─── Excerpt provided
Robert Shortt:
Now one of the main planks of the Dutch model is universal healthcare insurance. What’s your view on that?
Prof. Sean Tierney:
Well we would support the principal of universality, one system, a one tier system for all which is free at the point of access and where there’s equity of access. People get access to healthcare based on need not on their ability to pay and also where there’s solidarity so young people pay for older people, the rich pay for the poor and the weak pay for the sick. We’d have some concerns with handing control of this over to private insurance companies because we’ve had a lot of concerns, you’ve just heard some of them in relation to the private financial sector making choices for the entire population and we don’t think that necessarily private insurance companies are the best way to go.
Robert Shortt:
But does requiring everybody to have private healthcare insurance, or whether it’s private or given by a State agency, does that necessarily imply that you’re handing over control to insurance companies?
Prof. Sean Tierney:
Well I think if you have private insurers involved, private insurers have shareholders and their primary obligation is not provide healthcare, it’s to provide profit to their shareholders, and I do have concerns about that and I do think that that’s not necessarily the best way to provide healthcare. One of the key concerns is that a system that’s based on profit will drive activity, you’ll get treatments provided to patients rather than the care that provides the best health gain and we’d have great concerns about that.
──────
─── Records supplied
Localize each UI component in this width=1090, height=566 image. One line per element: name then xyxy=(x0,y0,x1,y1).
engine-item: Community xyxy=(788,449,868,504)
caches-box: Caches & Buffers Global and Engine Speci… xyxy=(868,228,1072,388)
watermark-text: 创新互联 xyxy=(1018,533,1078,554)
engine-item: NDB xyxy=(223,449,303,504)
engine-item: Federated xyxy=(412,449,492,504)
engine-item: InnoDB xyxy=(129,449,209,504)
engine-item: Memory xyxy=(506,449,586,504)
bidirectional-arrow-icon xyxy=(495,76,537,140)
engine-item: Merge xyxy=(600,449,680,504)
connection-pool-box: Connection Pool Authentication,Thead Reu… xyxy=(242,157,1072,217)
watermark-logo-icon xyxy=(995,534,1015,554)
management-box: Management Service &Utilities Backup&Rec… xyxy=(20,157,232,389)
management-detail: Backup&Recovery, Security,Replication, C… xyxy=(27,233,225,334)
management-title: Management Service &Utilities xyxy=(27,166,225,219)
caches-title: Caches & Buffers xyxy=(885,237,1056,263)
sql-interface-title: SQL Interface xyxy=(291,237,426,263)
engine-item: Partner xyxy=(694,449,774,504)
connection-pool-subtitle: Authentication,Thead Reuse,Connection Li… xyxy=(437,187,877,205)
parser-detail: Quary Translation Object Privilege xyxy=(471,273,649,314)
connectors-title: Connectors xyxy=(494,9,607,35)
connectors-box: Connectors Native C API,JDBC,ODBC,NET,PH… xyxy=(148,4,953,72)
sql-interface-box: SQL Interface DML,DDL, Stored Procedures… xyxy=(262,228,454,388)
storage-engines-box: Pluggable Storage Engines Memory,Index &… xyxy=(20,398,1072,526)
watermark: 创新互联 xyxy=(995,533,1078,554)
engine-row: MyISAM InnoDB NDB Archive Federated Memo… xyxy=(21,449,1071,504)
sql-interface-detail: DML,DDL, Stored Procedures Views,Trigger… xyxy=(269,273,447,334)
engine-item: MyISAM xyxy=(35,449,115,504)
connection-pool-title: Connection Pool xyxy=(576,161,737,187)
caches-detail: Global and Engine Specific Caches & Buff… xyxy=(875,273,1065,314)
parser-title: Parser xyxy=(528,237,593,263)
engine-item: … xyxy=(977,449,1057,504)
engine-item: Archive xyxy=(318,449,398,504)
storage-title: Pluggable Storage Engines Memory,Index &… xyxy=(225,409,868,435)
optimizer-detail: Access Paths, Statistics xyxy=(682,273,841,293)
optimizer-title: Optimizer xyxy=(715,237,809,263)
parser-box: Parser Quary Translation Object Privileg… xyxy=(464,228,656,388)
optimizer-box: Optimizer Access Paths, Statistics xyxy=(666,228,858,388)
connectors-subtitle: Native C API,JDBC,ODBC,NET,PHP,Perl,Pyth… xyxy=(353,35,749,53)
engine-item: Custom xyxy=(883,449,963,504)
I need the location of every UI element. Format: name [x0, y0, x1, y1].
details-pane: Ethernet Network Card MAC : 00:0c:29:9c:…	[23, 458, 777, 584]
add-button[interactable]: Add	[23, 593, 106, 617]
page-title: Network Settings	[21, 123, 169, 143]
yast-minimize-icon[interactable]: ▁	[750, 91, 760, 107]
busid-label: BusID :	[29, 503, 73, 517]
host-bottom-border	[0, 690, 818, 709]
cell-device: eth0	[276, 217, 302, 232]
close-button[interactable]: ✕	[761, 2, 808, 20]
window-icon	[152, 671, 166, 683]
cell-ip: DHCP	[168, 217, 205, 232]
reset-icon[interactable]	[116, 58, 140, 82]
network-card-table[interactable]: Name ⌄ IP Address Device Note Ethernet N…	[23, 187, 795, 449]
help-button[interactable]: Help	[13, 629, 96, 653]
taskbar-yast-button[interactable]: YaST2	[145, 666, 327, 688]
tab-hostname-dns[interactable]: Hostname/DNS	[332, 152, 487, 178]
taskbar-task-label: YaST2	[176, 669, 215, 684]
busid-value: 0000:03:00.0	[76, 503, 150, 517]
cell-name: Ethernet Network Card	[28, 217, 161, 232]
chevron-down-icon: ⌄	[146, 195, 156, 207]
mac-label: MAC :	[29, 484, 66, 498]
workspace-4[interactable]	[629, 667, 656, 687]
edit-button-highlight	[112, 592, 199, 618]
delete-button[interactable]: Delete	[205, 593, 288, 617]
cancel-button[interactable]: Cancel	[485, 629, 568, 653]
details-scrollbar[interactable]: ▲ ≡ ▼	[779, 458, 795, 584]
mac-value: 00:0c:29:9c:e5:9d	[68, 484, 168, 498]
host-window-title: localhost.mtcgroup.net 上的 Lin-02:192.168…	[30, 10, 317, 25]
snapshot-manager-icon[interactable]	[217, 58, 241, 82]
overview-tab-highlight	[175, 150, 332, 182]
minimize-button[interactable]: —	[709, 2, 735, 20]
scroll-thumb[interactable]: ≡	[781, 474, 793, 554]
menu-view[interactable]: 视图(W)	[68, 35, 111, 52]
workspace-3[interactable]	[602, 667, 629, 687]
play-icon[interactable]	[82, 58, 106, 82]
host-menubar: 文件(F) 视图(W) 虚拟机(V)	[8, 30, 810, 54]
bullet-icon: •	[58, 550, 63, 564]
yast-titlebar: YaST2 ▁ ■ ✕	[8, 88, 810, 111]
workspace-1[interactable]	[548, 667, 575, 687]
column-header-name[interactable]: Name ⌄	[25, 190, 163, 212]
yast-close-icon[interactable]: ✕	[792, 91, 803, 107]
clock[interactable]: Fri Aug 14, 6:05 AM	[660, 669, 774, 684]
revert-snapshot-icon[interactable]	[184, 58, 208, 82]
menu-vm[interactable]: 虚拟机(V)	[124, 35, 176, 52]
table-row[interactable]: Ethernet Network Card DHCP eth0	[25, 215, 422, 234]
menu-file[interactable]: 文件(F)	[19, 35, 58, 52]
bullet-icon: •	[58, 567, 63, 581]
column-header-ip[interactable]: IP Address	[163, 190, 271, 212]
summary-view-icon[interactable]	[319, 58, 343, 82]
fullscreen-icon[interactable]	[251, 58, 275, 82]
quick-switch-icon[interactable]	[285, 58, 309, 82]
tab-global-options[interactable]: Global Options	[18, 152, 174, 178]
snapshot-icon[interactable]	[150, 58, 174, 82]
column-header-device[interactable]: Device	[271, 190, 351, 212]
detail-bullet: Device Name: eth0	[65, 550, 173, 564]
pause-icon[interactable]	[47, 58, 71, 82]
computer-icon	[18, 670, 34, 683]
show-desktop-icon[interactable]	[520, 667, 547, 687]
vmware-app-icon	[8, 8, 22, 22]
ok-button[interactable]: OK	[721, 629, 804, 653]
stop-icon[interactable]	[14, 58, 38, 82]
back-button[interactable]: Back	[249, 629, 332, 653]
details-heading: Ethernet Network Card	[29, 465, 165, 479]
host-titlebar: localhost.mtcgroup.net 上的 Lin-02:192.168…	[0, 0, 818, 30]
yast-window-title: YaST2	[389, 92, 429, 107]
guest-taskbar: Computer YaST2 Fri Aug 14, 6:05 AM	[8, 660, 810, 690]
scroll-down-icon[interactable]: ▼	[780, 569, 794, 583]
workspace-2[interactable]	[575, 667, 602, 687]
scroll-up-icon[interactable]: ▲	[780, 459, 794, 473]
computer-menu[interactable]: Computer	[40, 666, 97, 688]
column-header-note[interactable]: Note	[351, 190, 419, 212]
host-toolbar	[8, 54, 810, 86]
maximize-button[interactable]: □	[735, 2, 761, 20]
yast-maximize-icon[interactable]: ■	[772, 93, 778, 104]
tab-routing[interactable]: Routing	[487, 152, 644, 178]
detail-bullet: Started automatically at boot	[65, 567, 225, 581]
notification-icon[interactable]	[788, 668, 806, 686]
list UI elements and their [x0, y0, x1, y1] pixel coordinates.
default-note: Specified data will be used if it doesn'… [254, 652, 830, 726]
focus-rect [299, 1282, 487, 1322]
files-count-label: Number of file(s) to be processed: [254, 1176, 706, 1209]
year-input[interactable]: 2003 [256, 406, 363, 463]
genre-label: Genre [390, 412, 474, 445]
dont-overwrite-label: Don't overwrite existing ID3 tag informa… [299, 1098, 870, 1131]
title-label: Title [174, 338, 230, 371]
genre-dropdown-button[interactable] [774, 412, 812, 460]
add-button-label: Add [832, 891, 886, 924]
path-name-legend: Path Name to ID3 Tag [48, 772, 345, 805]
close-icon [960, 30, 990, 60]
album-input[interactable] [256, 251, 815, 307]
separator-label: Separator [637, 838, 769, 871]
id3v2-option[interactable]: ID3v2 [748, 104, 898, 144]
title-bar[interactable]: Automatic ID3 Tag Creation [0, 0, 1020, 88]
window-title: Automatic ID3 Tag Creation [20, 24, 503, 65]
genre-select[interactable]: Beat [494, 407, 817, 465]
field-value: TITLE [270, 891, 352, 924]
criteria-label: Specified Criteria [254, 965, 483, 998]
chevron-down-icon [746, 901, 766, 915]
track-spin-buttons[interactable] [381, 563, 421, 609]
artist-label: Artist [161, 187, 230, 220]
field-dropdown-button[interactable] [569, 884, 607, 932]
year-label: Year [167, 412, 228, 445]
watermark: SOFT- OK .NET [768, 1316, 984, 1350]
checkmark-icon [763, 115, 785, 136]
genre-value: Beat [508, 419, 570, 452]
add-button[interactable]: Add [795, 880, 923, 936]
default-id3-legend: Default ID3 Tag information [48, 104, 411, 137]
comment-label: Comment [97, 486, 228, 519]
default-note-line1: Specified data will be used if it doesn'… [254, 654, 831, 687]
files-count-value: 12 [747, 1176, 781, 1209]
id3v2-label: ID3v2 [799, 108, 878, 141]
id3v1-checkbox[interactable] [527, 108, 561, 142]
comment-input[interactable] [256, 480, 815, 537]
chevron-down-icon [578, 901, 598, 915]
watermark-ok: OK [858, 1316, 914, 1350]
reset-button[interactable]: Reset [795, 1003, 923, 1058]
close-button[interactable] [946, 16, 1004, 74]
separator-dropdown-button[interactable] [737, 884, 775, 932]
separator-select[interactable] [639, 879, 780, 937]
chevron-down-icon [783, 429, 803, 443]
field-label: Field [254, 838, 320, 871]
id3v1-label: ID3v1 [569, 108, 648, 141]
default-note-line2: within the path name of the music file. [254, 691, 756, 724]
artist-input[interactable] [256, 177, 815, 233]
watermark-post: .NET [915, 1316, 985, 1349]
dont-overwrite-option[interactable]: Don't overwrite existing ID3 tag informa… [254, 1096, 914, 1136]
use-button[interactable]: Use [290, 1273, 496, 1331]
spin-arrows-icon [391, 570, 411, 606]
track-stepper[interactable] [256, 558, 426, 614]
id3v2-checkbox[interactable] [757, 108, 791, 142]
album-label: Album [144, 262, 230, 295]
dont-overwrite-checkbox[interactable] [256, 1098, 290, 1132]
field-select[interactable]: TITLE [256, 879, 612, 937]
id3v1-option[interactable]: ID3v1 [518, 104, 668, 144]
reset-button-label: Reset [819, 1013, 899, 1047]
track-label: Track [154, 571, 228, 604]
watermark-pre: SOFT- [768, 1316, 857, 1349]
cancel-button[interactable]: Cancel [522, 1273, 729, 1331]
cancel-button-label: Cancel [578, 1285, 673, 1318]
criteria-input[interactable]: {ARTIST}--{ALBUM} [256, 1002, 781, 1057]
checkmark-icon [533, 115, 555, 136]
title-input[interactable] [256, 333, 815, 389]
──────
Write what comes next in the interview about universal healthcare insurance, starting after its final sentence.

Robert Shortt:
But if you have to rely on insurance for an element of the funding of the system, and we’ve seen that that is the case in Holland and that is our own case here as well, wouldn’t it be better for the system as a whole if that risk were spread by making it compulsory for everybody to join a health insurance system.
Prof. Sean Tierney:
No, I think everybody should be in a funded system, it’s actually a different question whether that fund is operated by competing private insurance companies or whether it’s operated by the State and look in the UK at the NHS where it’s a single centralised fund operated at arms length by the State and there is a lot of merit in that, there are still problems and indeed there are problems in the Dutch system. We’ve already heard about some of them, I’m sure we’re going to hear about more of them today. It’s the principal that everybody pays into a fund according to their ability to pay is a good principal, the question is whether that fund has a slice taken off the top for profit or whether all the investment is ploughed into healthcare, that’s the crucial question.
Robert Shortt:
What are the implications for GPs in this?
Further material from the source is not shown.